Take every line from the listing below that includes "document" and copy it.

[Dataset content]
________________________________________

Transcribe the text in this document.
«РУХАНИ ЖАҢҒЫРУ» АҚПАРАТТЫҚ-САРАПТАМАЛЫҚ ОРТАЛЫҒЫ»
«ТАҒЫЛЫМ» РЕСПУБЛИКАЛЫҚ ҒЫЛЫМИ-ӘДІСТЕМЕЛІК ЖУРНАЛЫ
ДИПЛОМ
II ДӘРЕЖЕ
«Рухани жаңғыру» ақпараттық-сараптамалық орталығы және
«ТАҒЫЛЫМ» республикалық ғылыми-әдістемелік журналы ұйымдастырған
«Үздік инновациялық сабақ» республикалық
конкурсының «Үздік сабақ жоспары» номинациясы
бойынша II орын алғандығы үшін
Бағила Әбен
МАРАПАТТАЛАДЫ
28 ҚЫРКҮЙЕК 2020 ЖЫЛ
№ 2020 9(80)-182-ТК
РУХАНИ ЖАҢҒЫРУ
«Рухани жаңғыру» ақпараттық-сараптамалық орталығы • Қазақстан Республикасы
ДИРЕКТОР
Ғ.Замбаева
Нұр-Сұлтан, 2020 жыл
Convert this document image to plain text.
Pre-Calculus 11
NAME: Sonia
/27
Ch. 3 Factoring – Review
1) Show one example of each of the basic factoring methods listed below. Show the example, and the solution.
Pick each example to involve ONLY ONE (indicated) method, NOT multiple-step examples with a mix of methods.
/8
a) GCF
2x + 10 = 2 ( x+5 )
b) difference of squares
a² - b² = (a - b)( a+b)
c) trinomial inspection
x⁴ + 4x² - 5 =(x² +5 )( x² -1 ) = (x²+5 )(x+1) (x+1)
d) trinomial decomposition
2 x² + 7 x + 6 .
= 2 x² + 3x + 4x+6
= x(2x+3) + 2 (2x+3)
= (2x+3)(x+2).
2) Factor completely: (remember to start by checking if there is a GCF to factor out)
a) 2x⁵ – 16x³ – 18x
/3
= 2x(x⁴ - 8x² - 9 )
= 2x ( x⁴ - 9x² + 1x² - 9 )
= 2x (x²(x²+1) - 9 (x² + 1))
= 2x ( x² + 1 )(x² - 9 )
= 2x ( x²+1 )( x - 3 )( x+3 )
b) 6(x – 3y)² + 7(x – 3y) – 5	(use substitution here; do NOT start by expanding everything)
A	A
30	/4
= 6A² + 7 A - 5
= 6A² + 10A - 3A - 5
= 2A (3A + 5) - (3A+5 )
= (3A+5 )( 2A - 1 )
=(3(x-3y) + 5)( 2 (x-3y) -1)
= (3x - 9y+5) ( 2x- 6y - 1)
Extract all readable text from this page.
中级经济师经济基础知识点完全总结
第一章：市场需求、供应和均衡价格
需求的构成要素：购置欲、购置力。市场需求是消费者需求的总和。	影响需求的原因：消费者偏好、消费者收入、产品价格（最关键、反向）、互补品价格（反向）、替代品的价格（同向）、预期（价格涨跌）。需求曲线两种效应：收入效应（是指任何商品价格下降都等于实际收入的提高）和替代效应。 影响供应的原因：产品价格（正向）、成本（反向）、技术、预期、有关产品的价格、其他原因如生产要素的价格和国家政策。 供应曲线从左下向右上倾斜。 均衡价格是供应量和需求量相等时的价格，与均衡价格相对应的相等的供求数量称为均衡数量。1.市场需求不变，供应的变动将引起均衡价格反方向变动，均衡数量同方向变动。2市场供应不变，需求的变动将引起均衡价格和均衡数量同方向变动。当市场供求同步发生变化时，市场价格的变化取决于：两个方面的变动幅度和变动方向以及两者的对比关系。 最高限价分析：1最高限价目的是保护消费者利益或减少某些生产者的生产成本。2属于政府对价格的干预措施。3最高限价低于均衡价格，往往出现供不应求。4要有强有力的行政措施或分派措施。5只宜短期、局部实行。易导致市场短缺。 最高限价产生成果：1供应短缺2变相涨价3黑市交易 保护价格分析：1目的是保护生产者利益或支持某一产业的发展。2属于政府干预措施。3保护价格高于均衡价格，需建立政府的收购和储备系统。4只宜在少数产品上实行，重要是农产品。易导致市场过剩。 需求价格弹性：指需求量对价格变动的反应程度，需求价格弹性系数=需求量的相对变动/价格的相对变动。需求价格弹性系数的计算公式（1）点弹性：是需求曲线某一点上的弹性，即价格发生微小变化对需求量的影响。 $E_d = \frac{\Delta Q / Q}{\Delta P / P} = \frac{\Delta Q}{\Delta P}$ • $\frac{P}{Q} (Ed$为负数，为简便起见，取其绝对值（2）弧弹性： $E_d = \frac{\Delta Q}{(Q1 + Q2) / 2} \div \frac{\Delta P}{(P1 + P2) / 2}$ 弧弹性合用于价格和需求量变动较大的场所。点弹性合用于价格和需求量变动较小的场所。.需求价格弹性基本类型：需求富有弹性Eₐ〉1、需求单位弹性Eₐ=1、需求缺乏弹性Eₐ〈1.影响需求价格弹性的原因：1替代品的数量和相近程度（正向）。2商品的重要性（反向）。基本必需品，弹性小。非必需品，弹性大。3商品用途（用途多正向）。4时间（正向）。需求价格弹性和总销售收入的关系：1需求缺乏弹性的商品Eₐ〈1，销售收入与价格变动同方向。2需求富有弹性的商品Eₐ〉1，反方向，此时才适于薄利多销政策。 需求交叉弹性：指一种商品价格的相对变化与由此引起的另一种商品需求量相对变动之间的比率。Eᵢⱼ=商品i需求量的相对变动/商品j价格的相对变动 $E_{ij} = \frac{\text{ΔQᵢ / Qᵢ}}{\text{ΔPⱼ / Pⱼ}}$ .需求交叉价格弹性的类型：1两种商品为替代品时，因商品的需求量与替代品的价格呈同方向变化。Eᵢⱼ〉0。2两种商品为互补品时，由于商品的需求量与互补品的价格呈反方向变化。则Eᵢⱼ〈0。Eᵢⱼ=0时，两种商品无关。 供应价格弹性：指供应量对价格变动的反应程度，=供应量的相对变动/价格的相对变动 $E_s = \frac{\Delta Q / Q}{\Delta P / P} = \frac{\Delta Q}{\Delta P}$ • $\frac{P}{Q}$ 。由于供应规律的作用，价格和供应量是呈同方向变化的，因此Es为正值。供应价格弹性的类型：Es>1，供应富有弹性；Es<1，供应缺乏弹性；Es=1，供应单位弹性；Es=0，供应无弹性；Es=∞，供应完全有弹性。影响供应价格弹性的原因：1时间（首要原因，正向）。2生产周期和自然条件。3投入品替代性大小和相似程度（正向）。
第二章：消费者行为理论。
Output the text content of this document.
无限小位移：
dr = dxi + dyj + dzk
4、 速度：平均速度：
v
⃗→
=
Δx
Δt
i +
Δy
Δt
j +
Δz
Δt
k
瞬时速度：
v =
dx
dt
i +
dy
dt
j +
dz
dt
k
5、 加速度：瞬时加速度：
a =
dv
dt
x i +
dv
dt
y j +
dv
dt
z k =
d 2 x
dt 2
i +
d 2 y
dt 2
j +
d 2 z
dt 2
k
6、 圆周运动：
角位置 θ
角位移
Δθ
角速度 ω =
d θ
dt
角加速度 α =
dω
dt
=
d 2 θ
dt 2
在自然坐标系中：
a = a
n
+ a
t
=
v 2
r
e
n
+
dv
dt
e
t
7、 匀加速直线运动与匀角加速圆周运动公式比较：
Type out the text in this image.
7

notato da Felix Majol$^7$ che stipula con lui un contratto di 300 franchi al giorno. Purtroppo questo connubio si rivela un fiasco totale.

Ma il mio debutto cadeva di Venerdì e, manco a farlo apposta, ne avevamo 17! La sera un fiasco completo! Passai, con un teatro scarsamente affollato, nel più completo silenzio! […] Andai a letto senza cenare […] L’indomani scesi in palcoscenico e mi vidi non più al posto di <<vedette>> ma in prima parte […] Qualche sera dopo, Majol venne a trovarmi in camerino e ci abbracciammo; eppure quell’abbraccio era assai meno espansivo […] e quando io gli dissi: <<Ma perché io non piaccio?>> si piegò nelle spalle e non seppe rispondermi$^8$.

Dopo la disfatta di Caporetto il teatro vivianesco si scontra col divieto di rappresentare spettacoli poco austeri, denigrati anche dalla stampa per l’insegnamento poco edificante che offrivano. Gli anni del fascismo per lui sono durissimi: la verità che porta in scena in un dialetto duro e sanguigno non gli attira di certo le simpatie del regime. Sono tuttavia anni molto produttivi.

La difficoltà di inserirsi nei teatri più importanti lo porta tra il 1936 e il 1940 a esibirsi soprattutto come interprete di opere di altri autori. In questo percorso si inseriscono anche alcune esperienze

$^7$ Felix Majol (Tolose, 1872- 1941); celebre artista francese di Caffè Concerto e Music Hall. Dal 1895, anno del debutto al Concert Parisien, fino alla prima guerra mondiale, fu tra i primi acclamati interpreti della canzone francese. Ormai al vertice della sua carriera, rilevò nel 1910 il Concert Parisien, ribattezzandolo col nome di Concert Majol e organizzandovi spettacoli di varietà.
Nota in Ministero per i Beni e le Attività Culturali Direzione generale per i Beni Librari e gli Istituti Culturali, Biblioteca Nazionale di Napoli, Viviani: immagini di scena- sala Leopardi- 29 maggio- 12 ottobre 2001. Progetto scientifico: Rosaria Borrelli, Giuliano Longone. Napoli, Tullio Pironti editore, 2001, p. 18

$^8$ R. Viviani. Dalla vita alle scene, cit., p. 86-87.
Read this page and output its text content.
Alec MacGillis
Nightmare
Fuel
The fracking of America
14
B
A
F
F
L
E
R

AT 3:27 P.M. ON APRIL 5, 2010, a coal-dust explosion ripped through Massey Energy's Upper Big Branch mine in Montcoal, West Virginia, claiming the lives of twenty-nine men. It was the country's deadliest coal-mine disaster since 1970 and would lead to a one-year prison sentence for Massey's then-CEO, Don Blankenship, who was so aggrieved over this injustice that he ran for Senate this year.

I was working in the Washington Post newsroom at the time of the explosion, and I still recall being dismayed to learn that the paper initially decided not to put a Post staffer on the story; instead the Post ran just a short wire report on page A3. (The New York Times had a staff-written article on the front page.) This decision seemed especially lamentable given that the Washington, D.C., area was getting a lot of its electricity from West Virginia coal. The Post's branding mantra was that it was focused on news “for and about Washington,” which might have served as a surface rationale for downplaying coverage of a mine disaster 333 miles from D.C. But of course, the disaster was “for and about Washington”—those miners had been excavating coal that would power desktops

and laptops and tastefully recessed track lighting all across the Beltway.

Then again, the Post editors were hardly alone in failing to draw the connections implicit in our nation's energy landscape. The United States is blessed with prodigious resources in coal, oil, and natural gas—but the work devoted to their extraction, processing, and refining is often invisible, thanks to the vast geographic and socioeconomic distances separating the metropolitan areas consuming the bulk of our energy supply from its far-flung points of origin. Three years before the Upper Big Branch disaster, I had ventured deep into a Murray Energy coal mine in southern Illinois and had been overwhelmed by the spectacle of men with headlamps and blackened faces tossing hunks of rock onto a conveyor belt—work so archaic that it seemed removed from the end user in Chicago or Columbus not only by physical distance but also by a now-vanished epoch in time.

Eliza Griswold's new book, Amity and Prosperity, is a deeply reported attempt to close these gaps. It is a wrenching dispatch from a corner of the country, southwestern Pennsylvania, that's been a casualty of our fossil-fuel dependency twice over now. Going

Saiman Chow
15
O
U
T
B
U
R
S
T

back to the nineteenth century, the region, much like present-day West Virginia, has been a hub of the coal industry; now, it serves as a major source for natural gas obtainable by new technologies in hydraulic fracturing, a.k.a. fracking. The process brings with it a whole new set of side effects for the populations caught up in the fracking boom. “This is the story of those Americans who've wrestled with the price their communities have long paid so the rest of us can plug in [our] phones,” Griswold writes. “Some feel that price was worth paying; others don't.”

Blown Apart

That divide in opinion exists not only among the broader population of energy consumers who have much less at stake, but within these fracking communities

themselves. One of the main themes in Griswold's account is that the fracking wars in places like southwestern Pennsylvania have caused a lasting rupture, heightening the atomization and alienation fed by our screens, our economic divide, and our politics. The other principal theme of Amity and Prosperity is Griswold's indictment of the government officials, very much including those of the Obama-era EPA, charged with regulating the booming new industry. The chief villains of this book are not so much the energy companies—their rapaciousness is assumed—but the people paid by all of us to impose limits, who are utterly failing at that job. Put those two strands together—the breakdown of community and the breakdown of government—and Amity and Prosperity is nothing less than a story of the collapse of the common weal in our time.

________________________________________

[Answer to the problem]
Transcribe the text in this document.
Convert this document image to plain text.
Output the text content of this document.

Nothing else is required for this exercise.